**SELECTED EXCERPT**
---+---
I am looking for a radio advertising scheduling algorithm / example / experience

Tried doing a bit of research on the following with no luck. Thought I'd ask here in case someone has come across it before.
I help a volunteer-run radio station with their technology needs. One of the main things that have come up is they would like to schedule their advertising programmatically.
There are a lot of neat and complex rule engines out there for advertising, but all we need is something pretty simple (along with any experience that's worth thinking about).
I would like to write something in SQL if possible to deal with these entities. Ideally if someone has written something like this for other advertising mediums (web, etc.,) it would be really helpful.
Entities:
Ads (consisting of a category, # of plays per day, start date, end date or permanent play)
Ad Category (Restaurant, Health, Food store, etc.)
To over-simplify the problem, this will be a elegant sql statement. Getting there... :)
---+---
[Items from a dataset]
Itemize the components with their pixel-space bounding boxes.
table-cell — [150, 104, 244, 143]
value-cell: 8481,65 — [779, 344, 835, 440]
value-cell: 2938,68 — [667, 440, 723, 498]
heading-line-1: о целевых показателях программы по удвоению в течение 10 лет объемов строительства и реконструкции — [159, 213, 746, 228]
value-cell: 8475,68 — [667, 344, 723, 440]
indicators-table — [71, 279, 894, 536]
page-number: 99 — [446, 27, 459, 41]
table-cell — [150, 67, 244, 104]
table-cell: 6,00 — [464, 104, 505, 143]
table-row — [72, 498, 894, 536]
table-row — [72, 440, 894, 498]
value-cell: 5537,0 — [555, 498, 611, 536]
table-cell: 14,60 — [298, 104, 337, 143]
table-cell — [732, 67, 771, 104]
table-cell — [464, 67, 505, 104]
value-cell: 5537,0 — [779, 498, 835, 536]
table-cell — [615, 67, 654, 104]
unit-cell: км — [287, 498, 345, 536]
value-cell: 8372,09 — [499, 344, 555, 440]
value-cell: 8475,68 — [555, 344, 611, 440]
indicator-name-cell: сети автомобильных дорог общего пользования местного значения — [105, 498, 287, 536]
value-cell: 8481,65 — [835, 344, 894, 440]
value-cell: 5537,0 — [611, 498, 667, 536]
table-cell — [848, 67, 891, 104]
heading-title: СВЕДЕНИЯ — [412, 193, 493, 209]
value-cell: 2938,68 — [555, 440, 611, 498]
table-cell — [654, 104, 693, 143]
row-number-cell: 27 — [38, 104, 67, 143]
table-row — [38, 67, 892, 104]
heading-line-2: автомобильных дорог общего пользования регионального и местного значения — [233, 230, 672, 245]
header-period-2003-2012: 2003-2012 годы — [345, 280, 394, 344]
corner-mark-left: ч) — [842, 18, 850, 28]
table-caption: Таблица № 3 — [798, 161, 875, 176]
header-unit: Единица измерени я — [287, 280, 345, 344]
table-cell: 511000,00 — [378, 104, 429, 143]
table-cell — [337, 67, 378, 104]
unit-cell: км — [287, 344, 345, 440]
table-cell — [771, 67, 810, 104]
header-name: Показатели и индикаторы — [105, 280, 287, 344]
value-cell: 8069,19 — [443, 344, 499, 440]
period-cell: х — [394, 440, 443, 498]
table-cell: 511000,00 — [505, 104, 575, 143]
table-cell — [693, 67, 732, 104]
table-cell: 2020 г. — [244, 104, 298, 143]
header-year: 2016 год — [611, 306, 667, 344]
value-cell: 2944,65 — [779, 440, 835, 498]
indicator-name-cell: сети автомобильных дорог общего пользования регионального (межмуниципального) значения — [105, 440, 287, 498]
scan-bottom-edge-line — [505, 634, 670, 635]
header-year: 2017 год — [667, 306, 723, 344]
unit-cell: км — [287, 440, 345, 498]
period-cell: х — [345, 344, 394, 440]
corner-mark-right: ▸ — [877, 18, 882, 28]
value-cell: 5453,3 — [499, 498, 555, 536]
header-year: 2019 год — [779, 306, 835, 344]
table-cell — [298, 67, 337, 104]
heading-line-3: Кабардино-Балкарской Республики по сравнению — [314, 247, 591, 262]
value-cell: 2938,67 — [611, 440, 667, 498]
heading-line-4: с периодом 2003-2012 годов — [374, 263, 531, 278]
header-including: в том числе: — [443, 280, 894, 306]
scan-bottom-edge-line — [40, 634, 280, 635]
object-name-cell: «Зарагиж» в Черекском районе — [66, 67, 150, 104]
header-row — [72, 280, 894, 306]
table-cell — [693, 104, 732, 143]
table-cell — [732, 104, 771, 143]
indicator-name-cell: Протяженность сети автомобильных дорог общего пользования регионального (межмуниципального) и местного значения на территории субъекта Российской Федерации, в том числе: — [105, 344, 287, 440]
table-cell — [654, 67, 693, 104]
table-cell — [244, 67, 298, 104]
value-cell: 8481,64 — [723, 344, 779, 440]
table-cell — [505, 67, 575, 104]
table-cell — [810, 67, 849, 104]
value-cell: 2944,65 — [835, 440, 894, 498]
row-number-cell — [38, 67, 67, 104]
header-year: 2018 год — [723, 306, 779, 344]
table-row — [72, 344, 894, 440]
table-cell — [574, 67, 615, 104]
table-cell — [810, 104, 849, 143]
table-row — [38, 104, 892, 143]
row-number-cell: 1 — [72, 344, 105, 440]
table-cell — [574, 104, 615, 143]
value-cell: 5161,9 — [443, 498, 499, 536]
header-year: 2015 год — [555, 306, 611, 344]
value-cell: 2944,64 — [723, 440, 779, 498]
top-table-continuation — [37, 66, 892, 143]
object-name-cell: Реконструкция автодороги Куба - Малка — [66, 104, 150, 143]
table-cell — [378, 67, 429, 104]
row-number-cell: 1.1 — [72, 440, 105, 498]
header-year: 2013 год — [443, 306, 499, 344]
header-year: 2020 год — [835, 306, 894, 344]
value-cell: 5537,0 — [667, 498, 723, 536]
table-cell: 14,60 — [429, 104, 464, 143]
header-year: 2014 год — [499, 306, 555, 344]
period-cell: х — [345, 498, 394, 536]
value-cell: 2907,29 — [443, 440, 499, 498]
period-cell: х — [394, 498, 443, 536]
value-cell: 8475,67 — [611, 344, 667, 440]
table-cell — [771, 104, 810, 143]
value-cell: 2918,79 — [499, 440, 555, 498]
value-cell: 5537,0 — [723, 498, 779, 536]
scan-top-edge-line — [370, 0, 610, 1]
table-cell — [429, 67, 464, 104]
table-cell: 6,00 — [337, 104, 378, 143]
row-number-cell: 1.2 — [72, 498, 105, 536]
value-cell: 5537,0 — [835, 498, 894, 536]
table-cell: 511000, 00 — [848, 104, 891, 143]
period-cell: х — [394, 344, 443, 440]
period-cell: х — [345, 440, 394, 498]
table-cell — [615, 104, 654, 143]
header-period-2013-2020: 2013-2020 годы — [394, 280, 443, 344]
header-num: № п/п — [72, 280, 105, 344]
---+---
**USING THE INFORMATION**
1. List every ad category that the radio advertising post names as an example.
2. Go on with the radio advertising post from where it stops.

**RESPONSES TO THE TASKS**
1.
Restaurant
Health
Food store

2.
I would like to be able to generate a playlist per day using the above two entities where:
No two ads in the same category are played within x number of ads of each other.
(nice to have) high promotion ads can be pushed
At this time, there are no "ad slots" to fill. There is no "time of day" considerations.
We queue up the ads for the day and go through them between songs/shows, etc. We know how many per hour we have to fill, etc.
Any thoughts/ideas/links/examples? I'm going to keep on looking and hopefully come across something instead of learning it the long way.
Very interesting question, SMO. Right now it looks like a constraint programming problem because you aren't looking for an optimal solution, just one that satisfies all the constraints you have specified. In response to those who wanted to close the question, I'd say they need to check out constraint programming a bit. It's far closer to stackoverflow that any operations research sites.
Look into constraint programming and scheduling - I'll bet you'll find an analogous problem toot sweet !
Keep us posted on your progress, please.
Ignoring the T-SQL request for the moment since that's unlikely to be the best language to write this in ...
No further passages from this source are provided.